### Your objective
Return each entry exactly, so that nothing in the data differs from the original.

### Data
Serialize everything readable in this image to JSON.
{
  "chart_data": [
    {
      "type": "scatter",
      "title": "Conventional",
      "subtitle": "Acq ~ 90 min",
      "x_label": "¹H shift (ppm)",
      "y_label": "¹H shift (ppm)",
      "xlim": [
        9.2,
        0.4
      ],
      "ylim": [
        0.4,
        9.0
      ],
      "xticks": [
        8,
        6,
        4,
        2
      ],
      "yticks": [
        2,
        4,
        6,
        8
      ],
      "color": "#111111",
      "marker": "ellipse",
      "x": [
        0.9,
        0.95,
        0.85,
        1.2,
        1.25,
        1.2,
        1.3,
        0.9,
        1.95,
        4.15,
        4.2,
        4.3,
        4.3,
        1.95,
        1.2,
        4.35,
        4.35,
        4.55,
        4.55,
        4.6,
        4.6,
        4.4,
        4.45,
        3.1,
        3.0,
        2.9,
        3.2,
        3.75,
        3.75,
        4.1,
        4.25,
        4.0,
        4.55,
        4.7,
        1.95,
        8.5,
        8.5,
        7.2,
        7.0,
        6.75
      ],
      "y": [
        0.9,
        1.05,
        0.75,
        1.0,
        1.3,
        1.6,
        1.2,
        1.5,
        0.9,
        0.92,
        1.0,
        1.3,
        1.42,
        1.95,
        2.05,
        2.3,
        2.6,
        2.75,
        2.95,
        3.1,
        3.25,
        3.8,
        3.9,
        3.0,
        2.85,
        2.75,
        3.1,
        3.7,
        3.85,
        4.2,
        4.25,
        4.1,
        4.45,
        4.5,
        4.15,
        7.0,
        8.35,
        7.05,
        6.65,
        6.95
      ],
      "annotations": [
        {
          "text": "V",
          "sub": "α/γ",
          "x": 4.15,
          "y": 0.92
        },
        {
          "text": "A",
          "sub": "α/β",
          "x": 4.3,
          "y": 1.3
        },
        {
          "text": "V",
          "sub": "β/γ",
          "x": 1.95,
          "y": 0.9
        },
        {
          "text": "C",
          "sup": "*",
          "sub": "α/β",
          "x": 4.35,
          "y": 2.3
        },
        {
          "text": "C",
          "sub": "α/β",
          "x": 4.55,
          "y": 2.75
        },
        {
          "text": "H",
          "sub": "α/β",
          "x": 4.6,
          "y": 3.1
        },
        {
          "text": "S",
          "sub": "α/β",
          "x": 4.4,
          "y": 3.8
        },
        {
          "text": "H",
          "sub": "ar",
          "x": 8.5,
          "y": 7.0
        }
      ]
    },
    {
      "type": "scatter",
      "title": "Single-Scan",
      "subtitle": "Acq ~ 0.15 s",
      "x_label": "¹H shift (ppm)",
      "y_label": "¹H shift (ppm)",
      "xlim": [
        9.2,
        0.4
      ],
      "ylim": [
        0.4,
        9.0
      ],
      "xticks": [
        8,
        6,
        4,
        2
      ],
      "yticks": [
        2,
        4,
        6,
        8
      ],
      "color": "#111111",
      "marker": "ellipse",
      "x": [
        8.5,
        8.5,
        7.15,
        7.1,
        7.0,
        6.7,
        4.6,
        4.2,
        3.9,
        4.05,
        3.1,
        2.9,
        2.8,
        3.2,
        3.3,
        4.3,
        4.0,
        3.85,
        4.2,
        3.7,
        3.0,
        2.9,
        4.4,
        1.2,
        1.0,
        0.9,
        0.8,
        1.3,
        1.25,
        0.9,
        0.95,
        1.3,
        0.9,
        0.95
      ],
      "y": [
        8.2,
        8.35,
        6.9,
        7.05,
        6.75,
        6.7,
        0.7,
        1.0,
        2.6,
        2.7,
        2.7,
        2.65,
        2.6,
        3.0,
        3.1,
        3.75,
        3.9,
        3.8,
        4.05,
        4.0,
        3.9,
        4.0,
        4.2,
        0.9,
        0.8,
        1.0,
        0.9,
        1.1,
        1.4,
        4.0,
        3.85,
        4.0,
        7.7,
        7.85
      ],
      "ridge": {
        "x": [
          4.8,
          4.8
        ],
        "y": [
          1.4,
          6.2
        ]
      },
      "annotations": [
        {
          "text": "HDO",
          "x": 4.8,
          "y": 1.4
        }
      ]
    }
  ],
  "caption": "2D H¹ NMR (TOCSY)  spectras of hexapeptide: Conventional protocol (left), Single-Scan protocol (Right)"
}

### Output for this exercise
Serialize everything readable in this image to JSON.
{
  "chart_data": [
    {
      "type": "scatter",
      "title": "Conventional",
      "subtitle": "Acq ~ 90 min",
      "x_label": "¹H shift (ppm)",
      "y_label": "¹H shift (ppm)",
      "xlim": [
        9.2,
        0.4
      ],
      "ylim": [
        0.4,
        9.0
      ],
      "xticks": [
        8,
        6,
        4,
        2
      ],
      "yticks": [
        2,
        4,
        6,
        8
      ],
      "color": "#111111",
      "marker": "ellipse",
      "x": [
        0.9,
        0.95,
        0.85,
        1.2,
        1.25,
        1.2,
        1.3,
        0.9,
        1.95,
        4.15,
        4.2,
        4.3,
        4.3,
        1.95,
        1.2,
        4.35,
        4.35,
        4.55,
        4.55,
        4.6,
        4.6,
        4.4,
        4.45,
        3.1,
        3.0,
        2.9,
        3.2,
        3.75,
        3.75,
        4.1,
        4.25,
        4.0,
        4.55,
        4.7,
        1.95,
        8.5,
        8.5,
        7.2,
        7.0,
        6.75
      ],
      "y": [
        0.9,
        1.05,
        0.75,
        1.0,
        1.3,
        1.6,
        1.2,
        1.5,
        0.9,
        0.92,
        1.0,
        1.3,
        1.42,
        1.95,
        2.05,
        2.3,
        2.6,
        2.75,
        2.95,
        3.1,
        3.25,
        3.8,
        3.9,
        3.0,
        2.85,
        2.75,
        3.1,
        3.7,
        3.85,
        4.2,
        4.25,
        4.1,
        4.45,
        4.5,
        4.15,
        7.0,
        8.35,
        7.05,
        6.65,
        6.95
      ],
      "annotations": [
        {
          "text": "V",
          "sub": "α/γ",
          "x": 4.15,
          "y": 0.92
        },
        {
          "text": "A",
          "sub": "α/β",
          "x": 4.3,
          "y": 1.3
        },
        {
          "text": "V",
          "sub": "β/γ",
          "x": 1.95,
          "y": 0.9
        },
        {
          "text": "C",
          "sup": "*",
          "sub": "α/β",
          "x": 4.35,
          "y": 2.3
        },
        {
          "text": "C",
          "sub": "α/β",
          "x": 4.55,
          "y": 2.75
        },
        {
          "text": "H",
          "sub": "α/β",
          "x": 4.6,
          "y": 3.1
        },
        {
          "text": "S",
          "sub": "α/β",
          "x": 4.4,
          "y": 3.8
        },
        {
          "text": "H",
          "sub": "ar",
          "x": 8.5,
          "y": 7.0
        }
      ]
    },
    {
      "type": "scatter",
      "title": "Single-Scan",
      "subtitle": "Acq ~ 0.15 s",
      "x_label": "¹H shift (ppm)",
      "y_label": "¹H shift (ppm)",
      "xlim": [
        9.2,
        0.4
      ],
      "ylim": [
        0.4,
        9.0
      ],
      "xticks": [
        8,
        6,
        4,
        2
      ],
      "yticks": [
        2,
        4,
        6,
        8
      ],
      "color": "#111111",
      "marker": "ellipse",
      "x": [
        8.5,
        8.5,
        7.15,
        7.1,
        7.0,
        6.7,
        4.6,
        4.2,
        3.9,
        4.05,
        3.1,
        2.9,
        2.8,
        3.2,
        3.3,
        4.3,
        4.0,
        3.85,
        4.2,
        3.7,
        3.0,
        2.9,
        4.4,
        1.2,
        1.0,
        0.9,
        0.8,
        1.3,
        1.25,
        0.9,
        0.95,
        1.3,
        0.9,
        0.95
      ],
      "y": [
        8.2,
        8.35,
        6.9,
        7.05,
        6.75,
        6.7,
        0.7,
        1.0,
        2.6,
        2.7,
        2.7,
        2.65,
        2.6,
        3.0,
        3.1,
        3.75,
        3.9,
        3.8,
        4.05,
        4.0,
        3.9,
        4.0,
        4.2,
        0.9,
        0.8,
        1.0,
        0.9,
        1.1,
        1.4,
        4.0,
        3.85,
        4.0,
        7.7,
        7.85
      ],
      "ridge": {
        "x": [
          4.8,
          4.8
        ],
        "y": [
          1.4,
          6.2
        ]
      },
      "annotations": [
        {
          "text": "HDO",
          "x": 4.8,
          "y": 1.4
        }
      ]
    }
  ],
  "caption": "2D H¹ NMR (TOCSY)  spectras of hexapeptide: Conventional protocol (left), Single-Scan protocol (Right)"
}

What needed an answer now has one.